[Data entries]
══════════════════════════════

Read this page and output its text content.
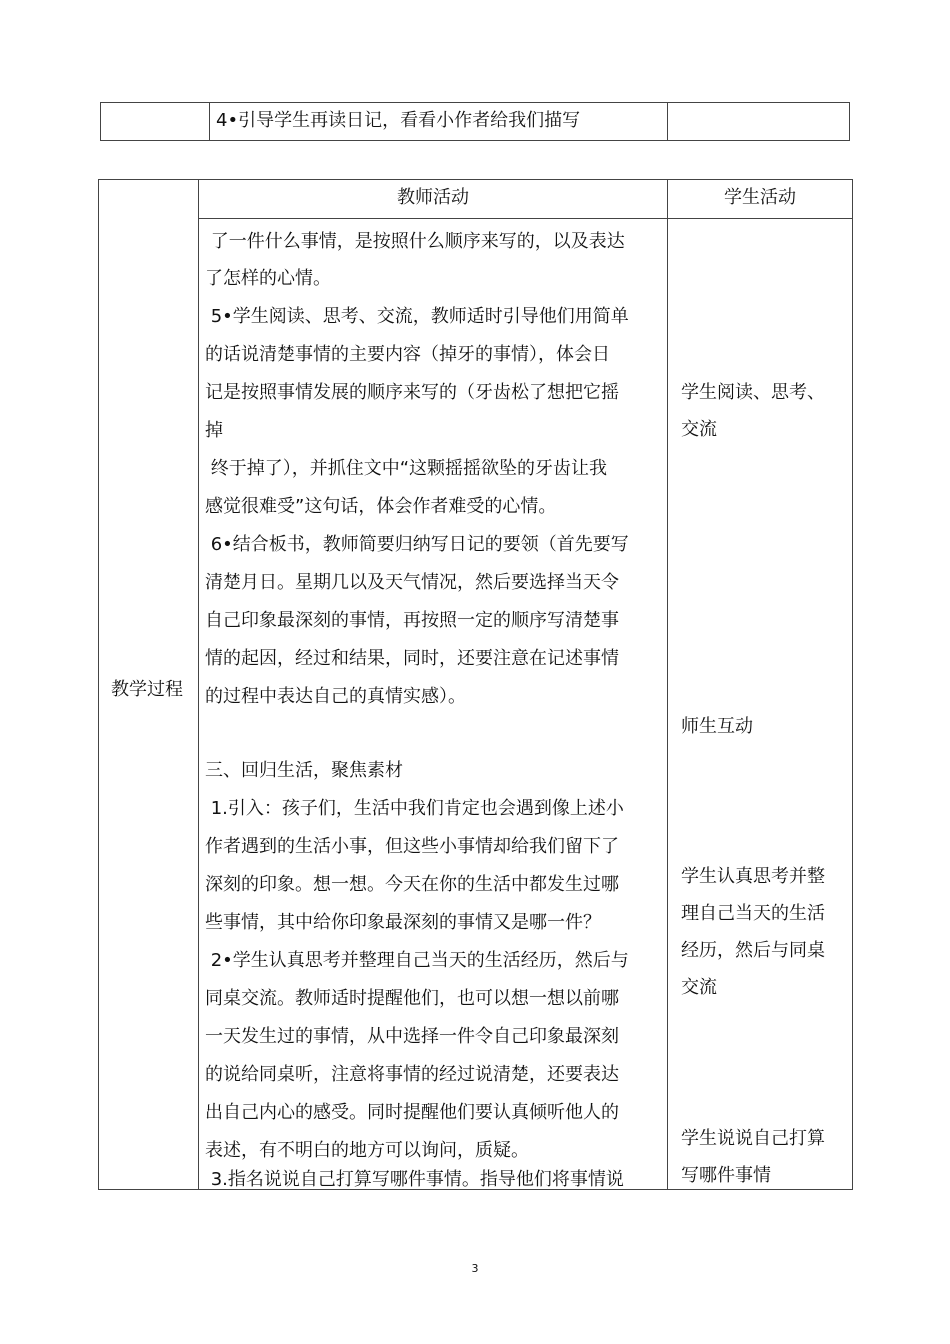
4•引导学生再读日记，看看小作者给我们描写
教师活动	学生活动
教学过程
了一件什么事情，是按照什么顺序来写的，以及表达
了怎样的心情。
5•学生阅读、思考、交流，教师适时引导他们用简单
的话说清楚事情的主要内容（掉牙的事情），体会日
记是按照事情发展的顺序来写的（牙齿松了想把它摇
掉
终于掉了），并抓住文中“这颗摇摇欲坠的牙齿让我
感觉很难受”这句话，体会作者难受的心情。
6•结合板书，教师简要归纳写日记的要领（首先要写
清楚月日。星期几以及天气情况，然后要选择当天令
自己印象最深刻的事情，再按照一定的顺序写清楚事
情的起因，经过和结果，同时，还要注意在记述事情
的过程中表达自己的真情实感）。
三、回归生活，聚焦素材
1.引入：孩子们，生活中我们肯定也会遇到像上述小
作者遇到的生活小事，但这些小事情却给我们留下了
深刻的印象。想一想。今天在你的生活中都发生过哪
些事情，其中给你印象最深刻的事情又是哪一件？
2•学生认真思考并整理自己当天的生活经历，然后与
同桌交流。教师适时提醒他们，也可以想一想以前哪
一天发生过的事情，从中选择一件令自己印象最深刻
的说给同桌听，注意将事情的经过说清楚，还要表达
出自己内心的感受。同时提醒他们要认真倾听他人的
表述，有不明白的地方可以询问，质疑。
3.指名说说自己打算写哪件事情。指导他们将事情说
学生阅读、思考、
交流
师生互动
学生认真思考并整
理自己当天的生活
经历，然后与同桌
交流
学生说说自己打算
写哪件事情
3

══════════════════════════════

Quote each entry above verbatim and drop the pictures.

SOLUTION TO THE EXERCISE:
Read this page and output its text content.
4•引导学生再读日记，看看小作者给我们描写
教师活动	学生活动
教学过程
了一件什么事情，是按照什么顺序来写的，以及表达
了怎样的心情。
5•学生阅读、思考、交流，教师适时引导他们用简单
的话说清楚事情的主要内容（掉牙的事情），体会日
记是按照事情发展的顺序来写的（牙齿松了想把它摇
掉
终于掉了），并抓住文中“这颗摇摇欲坠的牙齿让我
感觉很难受”这句话，体会作者难受的心情。
6•结合板书，教师简要归纳写日记的要领（首先要写
清楚月日。星期几以及天气情况，然后要选择当天令
自己印象最深刻的事情，再按照一定的顺序写清楚事
情的起因，经过和结果，同时，还要注意在记述事情
的过程中表达自己的真情实感）。
三、回归生活，聚焦素材
1.引入：孩子们，生活中我们肯定也会遇到像上述小
作者遇到的生活小事，但这些小事情却给我们留下了
深刻的印象。想一想。今天在你的生活中都发生过哪
些事情，其中给你印象最深刻的事情又是哪一件？
2•学生认真思考并整理自己当天的生活经历，然后与
同桌交流。教师适时提醒他们，也可以想一想以前哪
一天发生过的事情，从中选择一件令自己印象最深刻
的说给同桌听，注意将事情的经过说清楚，还要表达
出自己内心的感受。同时提醒他们要认真倾听他人的
表述，有不明白的地方可以询问，质疑。
3.指名说说自己打算写哪件事情。指导他们将事情说
学生阅读、思考、
交流
师生互动
学生认真思考并整
理自己当天的生活
经历，然后与同桌
交流
学生说说自己打算
写哪件事情
3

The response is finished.